> _Your instructions_: List, from the lines below, each one with "марок" in it.

(Dataset entries)
::::
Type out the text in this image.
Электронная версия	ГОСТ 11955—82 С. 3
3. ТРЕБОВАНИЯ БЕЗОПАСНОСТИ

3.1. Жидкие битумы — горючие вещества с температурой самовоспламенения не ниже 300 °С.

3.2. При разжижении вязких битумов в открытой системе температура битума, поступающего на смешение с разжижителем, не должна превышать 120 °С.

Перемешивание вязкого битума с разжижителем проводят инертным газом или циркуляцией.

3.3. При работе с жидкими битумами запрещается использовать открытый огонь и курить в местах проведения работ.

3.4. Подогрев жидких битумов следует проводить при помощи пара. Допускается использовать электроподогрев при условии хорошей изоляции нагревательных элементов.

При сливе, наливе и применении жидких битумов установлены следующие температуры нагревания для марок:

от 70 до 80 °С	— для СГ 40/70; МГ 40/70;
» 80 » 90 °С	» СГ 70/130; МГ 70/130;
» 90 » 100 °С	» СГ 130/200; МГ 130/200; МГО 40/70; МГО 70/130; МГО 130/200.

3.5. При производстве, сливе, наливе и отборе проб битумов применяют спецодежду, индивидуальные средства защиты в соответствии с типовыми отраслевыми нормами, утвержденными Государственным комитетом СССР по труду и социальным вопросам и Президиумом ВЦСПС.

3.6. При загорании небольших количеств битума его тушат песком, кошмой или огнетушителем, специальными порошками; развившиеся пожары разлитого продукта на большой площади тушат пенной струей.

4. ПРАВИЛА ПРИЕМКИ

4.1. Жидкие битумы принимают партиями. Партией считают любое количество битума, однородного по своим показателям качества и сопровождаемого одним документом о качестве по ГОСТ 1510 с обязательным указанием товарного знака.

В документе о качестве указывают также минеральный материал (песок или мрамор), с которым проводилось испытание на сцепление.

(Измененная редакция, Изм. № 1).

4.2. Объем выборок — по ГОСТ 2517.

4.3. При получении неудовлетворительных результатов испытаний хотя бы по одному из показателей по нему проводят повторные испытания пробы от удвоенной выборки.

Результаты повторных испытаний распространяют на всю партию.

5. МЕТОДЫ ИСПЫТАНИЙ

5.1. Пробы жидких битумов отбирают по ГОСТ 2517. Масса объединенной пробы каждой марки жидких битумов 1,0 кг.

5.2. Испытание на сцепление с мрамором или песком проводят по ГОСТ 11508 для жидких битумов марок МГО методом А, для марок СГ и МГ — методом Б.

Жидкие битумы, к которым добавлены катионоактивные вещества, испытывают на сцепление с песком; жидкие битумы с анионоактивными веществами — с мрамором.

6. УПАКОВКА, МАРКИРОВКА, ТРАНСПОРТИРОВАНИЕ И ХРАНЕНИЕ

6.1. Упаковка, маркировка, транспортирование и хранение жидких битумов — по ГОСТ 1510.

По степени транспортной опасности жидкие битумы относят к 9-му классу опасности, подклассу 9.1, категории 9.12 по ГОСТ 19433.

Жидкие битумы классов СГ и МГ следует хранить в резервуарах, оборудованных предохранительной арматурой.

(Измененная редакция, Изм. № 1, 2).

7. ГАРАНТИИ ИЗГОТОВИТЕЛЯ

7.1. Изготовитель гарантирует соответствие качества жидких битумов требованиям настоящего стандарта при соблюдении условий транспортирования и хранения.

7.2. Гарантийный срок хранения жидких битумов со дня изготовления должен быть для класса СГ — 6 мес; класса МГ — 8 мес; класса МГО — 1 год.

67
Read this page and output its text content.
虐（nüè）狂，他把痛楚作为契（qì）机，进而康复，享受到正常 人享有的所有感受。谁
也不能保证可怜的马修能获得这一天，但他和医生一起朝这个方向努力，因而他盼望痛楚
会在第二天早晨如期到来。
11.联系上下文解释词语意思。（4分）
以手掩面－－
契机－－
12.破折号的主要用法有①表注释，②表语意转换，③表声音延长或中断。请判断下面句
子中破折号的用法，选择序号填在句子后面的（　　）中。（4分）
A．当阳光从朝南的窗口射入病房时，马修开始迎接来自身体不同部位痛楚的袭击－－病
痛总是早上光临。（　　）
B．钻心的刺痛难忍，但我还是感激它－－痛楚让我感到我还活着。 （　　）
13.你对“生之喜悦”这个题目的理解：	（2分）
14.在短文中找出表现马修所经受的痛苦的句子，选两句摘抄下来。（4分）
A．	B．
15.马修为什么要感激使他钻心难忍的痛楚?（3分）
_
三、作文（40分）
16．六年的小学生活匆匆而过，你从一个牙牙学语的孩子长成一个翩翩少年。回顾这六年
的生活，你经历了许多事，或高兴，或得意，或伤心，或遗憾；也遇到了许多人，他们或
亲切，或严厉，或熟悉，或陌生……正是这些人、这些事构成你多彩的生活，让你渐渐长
::::
> _Exercise output_:
При сливе, наливе и применении жидких битумов установлены следующие температуры нагревания для марок:
5.2. Испытание на сцепление с мрамором или песком проводят по ГОСТ 11508 для жидких битумов марок МГО методом А, для марок СГ и МГ — методом Б.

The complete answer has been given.